▶ Task to carry out: Can you turn every line of the listing below into a numbered list, leaving out any blank lines?

Layout region listing
-- begin --
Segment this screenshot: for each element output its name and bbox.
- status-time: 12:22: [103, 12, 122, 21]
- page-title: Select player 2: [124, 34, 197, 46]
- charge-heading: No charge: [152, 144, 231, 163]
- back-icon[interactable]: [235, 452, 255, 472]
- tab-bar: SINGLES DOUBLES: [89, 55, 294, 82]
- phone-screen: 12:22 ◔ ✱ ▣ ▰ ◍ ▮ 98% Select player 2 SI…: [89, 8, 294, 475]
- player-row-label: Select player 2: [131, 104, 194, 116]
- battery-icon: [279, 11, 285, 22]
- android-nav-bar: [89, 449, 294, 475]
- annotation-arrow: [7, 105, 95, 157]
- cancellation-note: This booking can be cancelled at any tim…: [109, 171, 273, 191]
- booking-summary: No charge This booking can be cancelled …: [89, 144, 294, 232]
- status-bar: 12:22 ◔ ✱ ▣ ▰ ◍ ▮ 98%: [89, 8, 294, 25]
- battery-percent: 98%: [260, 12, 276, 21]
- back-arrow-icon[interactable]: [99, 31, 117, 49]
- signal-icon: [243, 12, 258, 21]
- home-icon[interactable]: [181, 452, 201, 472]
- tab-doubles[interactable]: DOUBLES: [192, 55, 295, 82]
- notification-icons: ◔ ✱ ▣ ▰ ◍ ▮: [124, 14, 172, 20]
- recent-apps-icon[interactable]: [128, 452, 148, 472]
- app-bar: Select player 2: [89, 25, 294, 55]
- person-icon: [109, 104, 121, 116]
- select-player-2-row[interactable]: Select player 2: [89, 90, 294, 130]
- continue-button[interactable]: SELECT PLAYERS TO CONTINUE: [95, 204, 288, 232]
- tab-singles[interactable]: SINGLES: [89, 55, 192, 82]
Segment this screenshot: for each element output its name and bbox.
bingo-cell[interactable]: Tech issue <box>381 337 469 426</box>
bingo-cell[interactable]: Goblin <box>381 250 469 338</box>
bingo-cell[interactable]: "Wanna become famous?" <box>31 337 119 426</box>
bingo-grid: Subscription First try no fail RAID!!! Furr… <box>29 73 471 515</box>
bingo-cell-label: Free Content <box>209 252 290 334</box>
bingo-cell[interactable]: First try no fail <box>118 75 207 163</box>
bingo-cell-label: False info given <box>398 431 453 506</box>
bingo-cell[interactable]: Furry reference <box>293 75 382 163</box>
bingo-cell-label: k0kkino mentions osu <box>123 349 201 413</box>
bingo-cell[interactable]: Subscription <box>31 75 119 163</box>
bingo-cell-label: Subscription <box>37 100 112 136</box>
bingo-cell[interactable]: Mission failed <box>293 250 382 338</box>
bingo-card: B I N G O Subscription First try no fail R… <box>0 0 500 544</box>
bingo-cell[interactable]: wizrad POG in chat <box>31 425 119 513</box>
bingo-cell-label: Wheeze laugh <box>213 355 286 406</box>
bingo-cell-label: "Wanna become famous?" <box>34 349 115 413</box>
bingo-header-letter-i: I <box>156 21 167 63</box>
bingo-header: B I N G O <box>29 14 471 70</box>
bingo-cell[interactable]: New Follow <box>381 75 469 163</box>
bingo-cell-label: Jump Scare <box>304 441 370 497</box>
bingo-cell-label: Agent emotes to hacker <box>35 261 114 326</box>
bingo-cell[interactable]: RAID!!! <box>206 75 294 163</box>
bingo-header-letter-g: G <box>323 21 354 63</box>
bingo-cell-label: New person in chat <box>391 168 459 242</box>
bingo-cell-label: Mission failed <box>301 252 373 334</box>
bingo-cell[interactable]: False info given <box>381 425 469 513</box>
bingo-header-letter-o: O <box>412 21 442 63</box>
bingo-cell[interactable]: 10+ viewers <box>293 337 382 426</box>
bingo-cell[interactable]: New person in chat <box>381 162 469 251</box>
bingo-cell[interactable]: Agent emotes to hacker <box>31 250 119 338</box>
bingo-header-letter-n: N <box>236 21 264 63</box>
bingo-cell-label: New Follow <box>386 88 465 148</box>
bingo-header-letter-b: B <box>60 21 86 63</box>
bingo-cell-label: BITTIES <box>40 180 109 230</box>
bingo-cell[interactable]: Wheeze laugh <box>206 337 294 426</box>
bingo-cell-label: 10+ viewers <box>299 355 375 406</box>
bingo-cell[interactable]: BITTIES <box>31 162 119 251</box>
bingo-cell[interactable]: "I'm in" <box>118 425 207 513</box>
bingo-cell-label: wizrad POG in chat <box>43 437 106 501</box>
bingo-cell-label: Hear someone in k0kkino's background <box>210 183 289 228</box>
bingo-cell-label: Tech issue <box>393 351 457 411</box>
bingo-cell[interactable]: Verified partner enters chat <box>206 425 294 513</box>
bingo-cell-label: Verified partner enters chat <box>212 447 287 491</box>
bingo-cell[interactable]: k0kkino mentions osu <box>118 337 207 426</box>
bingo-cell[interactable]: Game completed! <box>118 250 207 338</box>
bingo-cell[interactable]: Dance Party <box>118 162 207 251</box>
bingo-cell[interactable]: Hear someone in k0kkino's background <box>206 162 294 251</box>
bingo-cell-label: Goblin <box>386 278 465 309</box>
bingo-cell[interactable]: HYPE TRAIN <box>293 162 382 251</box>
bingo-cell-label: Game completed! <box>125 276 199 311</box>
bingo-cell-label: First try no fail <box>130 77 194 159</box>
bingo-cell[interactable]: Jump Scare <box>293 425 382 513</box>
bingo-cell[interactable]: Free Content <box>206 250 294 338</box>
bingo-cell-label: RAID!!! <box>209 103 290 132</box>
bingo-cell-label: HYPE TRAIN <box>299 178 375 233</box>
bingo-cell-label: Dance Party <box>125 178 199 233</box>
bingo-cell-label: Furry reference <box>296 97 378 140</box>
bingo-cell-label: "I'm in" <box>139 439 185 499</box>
-- end --
▶ Task answer:
1. Segment this screenshot: for each element output its name and bbox.
2. - status-time: 12:22: [103, 12, 122, 21]
3. - page-title: Select player 2: [124, 34, 197, 46]
4. - charge-heading: No charge: [152, 144, 231, 163]
5. - back-icon[interactable]: [235, 452, 255, 472]
6. - tab-bar: SINGLES DOUBLES: [89, 55, 294, 82]
7. - phone-screen: 12:22 ◔ ✱ ▣ ▰ ◍ ▮ 98% Select player 2 SI…: [89, 8, 294, 475]
8. - player-row-label: Select player 2: [131, 104, 194, 116]
9. - battery-icon: [279, 11, 285, 22]
10. - android-nav-bar: [89, 449, 294, 475]
11. - annotation-arrow: [7, 105, 95, 157]
12. - cancellation-note: This booking can be cancelled at any tim…: [109, 171, 273, 191]
13. - booking-summary: No charge This booking can be cancelled …: [89, 144, 294, 232]
14. - status-bar: 12:22 ◔ ✱ ▣ ▰ ◍ ▮ 98%: [89, 8, 294, 25]
15. - battery-percent: 98%: [260, 12, 276, 21]
16. - back-arrow-icon[interactable]: [99, 31, 117, 49]
17. - signal-icon: [243, 12, 258, 21]
18. - home-icon[interactable]: [181, 452, 201, 472]
19. - tab-doubles[interactable]: DOUBLES: [192, 55, 295, 82]
20. - notification-icons: ◔ ✱ ▣ ▰ ◍ ▮: [124, 14, 172, 20]
21. - recent-apps-icon[interactable]: [128, 452, 148, 472]
22. - app-bar: Select player 2: [89, 25, 294, 55]
23. - person-icon: [109, 104, 121, 116]
24. - select-player-2-row[interactable]: Select player 2: [89, 90, 294, 130]
25. - continue-button[interactable]: SELECT PLAYERS TO CONTINUE: [95, 204, 288, 232]
26. - tab-singles[interactable]: SINGLES: [89, 55, 192, 82]
27. Segment this screenshot: for each element output its name and bbox.
28. bingo-cell[interactable]: Tech issue <box>381 337 469 426</box>
29. bingo-cell[interactable]: Goblin <box>381 250 469 338</box>
30. bingo-cell[interactable]: "Wanna become famous?" <box>31 337 119 426</box>
31. bingo-grid: Subscription First try no fail RAID!!! Furr… <box>29 73 471 515</box>
32. bingo-cell-label: Free Content <box>209 252 290 334</box>
33. bingo-cell[interactable]: First try no fail <box>118 75 207 163</box>
34. bingo-cell-label: False info given <box>398 431 453 506</box>
35. bingo-cell[interactable]: Furry reference <box>293 75 382 163</box>
36. bingo-cell-label: k0kkino mentions osu <box>123 349 201 413</box>
37. bingo-cell[interactable]: Subscription <box>31 75 119 163</box>
38. bingo-cell-label: Subscription <box>37 100 112 136</box>
39. bingo-cell[interactable]: Mission failed <box>293 250 382 338</box>
40. bingo-card: B I N G O Subscription First try no fail R… <box>0 0 500 544</box>
41. bingo-cell[interactable]: wizrad POG in chat <box>31 425 119 513</box>
42. bingo-cell-label: Wheeze laugh <box>213 355 286 406</box>
43. bingo-cell-label: "Wanna become famous?" <box>34 349 115 413</box>
44. bingo-header-letter-i: I <box>156 21 167 63</box>
45. bingo-header: B I N G O <box>29 14 471 70</box>
46. bingo-cell[interactable]: New Follow <box>381 75 469 163</box>
47. bingo-cell-label: Jump Scare <box>304 441 370 497</box>
48. bingo-cell-label: Agent emotes to hacker <box>35 261 114 326</box>
49. bingo-cell[interactable]: RAID!!! <box>206 75 294 163</box>
50. bingo-header-letter-g: G <box>323 21 354 63</box>
51. bingo-cell-label: New person in chat <box>391 168 459 242</box>
52. bingo-cell-label: Mission failed <box>301 252 373 334</box>
53. bingo-cell[interactable]: False info given <box>381 425 469 513</box>
54. bingo-header-letter-o: O <box>412 21 442 63</box>
55. bingo-cell[interactable]: 10+ viewers <box>293 337 382 426</box>
56. bingo-cell[interactable]: New person in chat <box>381 162 469 251</box>
57. bingo-cell[interactable]: Agent emotes to hacker <box>31 250 119 338</box>
58. bingo-header-letter-n: N <box>236 21 264 63</box>
59. bingo-cell-label: New Follow <box>386 88 465 148</box>
60. bingo-header-letter-b: B <box>60 21 86 63</box>
61. bingo-cell-label: BITTIES <box>40 180 109 230</box>
62. bingo-cell[interactable]: Wheeze laugh <box>206 337 294 426</box>
63. bingo-cell-label: 10+ viewers <box>299 355 375 406</box>
64. bingo-cell[interactable]: BITTIES <box>31 162 119 251</box>
65. bingo-cell[interactable]: "I'm in" <box>118 425 207 513</box>
66. bingo-cell-label: wizrad POG in chat <box>43 437 106 501</box>
67. bingo-cell-label: Hear someone in k0kkino's background <box>210 183 289 228</box>
68. bingo-cell-label: Tech issue <box>393 351 457 411</box>
69. bingo-cell[interactable]: Verified partner enters chat <box>206 425 294 513</box>
70. bingo-cell-label: Verified partner enters chat <box>212 447 287 491</box>
71. bingo-cell[interactable]: k0kkino mentions osu <box>118 337 207 426</box>
72. bingo-cell[interactable]: Game completed! <box>118 250 207 338</box>
73. bingo-cell[interactable]: Dance Party <box>118 162 207 251</box>
74. bingo-cell[interactable]: Hear someone in k0kkino's background <box>206 162 294 251</box>
75. bingo-cell-label: Goblin <box>386 278 465 309</box>
76. bingo-cell[interactable]: HYPE TRAIN <box>293 162 382 251</box>
77. bingo-cell-label: Game completed! <box>125 276 199 311</box>
78. bingo-cell-label: First try no fail <box>130 77 194 159</box>
79. bingo-cell[interactable]: Jump Scare <box>293 425 382 513</box>
80. bingo-cell[interactable]: Free Content <box>206 250 294 338</box>
81. bingo-cell-label: RAID!!! <box>209 103 290 132</box>
82. bingo-cell-label: HYPE TRAIN <box>299 178 375 233</box>
83. bingo-cell-label: Dance Party <box>125 178 199 233</box>
84. bingo-cell-label: Furry reference <box>296 97 378 140</box>
85. bingo-cell-label: "I'm in" <box>139 439 185 499</box>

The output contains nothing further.